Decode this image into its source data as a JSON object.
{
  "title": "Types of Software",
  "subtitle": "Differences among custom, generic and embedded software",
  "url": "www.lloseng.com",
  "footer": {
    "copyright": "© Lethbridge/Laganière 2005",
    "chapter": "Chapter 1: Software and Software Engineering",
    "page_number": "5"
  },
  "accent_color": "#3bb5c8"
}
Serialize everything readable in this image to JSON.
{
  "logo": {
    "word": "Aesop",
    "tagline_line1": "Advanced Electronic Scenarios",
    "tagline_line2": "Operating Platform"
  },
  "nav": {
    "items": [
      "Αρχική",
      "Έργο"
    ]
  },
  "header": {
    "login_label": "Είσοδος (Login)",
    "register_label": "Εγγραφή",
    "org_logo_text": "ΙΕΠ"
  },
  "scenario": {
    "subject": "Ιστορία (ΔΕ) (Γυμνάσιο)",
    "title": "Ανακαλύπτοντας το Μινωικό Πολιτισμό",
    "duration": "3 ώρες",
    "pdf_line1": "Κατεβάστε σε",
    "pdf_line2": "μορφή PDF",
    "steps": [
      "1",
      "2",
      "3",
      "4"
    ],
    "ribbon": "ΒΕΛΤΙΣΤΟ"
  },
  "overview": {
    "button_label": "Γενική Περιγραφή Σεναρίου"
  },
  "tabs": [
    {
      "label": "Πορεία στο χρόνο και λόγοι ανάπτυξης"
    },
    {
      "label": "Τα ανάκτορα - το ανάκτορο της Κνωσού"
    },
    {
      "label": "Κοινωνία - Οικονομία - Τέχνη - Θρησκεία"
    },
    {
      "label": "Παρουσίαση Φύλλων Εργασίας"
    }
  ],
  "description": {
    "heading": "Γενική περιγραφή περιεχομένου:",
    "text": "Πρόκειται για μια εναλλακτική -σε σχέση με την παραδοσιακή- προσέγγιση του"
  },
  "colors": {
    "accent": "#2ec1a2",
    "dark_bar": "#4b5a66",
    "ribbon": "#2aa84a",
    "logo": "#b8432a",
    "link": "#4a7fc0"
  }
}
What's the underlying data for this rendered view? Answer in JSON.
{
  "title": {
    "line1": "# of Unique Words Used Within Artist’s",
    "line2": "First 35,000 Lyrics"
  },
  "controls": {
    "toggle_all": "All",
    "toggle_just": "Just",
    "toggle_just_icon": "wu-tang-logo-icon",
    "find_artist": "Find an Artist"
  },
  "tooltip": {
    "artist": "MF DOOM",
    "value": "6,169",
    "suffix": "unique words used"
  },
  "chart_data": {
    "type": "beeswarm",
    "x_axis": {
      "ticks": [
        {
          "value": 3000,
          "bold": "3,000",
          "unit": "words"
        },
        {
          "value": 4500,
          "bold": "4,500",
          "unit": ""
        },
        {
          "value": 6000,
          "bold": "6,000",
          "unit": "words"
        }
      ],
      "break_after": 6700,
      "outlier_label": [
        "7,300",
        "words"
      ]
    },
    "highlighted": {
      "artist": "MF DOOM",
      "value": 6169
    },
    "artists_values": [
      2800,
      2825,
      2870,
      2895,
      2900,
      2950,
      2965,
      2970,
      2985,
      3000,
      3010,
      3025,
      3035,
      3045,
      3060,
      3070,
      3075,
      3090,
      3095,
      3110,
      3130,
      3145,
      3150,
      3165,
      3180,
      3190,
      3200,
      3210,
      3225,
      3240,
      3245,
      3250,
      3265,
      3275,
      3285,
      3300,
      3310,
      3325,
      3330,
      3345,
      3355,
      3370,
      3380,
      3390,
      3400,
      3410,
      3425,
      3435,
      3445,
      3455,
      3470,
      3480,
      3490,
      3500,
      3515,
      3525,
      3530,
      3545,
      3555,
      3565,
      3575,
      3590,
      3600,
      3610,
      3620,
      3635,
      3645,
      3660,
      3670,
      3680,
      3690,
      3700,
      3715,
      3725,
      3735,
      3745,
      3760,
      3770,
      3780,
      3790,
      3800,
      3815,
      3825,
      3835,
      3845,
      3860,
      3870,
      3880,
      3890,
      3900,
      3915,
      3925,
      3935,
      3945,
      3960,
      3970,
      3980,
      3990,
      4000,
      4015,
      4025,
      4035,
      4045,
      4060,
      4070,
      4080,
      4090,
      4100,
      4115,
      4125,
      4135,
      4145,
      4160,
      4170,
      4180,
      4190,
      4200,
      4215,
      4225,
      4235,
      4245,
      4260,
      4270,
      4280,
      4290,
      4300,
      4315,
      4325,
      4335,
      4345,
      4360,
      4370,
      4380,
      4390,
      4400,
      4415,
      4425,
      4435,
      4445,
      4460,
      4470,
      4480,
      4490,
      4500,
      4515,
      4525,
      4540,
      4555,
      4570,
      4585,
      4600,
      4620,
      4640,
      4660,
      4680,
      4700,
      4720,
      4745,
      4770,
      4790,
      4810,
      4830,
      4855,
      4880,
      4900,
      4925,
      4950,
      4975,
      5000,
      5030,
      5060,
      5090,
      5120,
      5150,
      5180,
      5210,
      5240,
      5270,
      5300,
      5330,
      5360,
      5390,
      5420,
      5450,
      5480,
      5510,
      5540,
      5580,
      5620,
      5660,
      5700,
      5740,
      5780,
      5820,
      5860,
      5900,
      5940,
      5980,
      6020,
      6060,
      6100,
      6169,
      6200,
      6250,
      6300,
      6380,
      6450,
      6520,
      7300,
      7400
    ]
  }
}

> [Required task]: Only lines with the word "Γενική" should be collected from the material.

> [Output of the exercise]:
    "button_label": "Γενική Περιγραφή Σεναρίου"
    "heading": "Γενική περιγραφή περιεχομένου:",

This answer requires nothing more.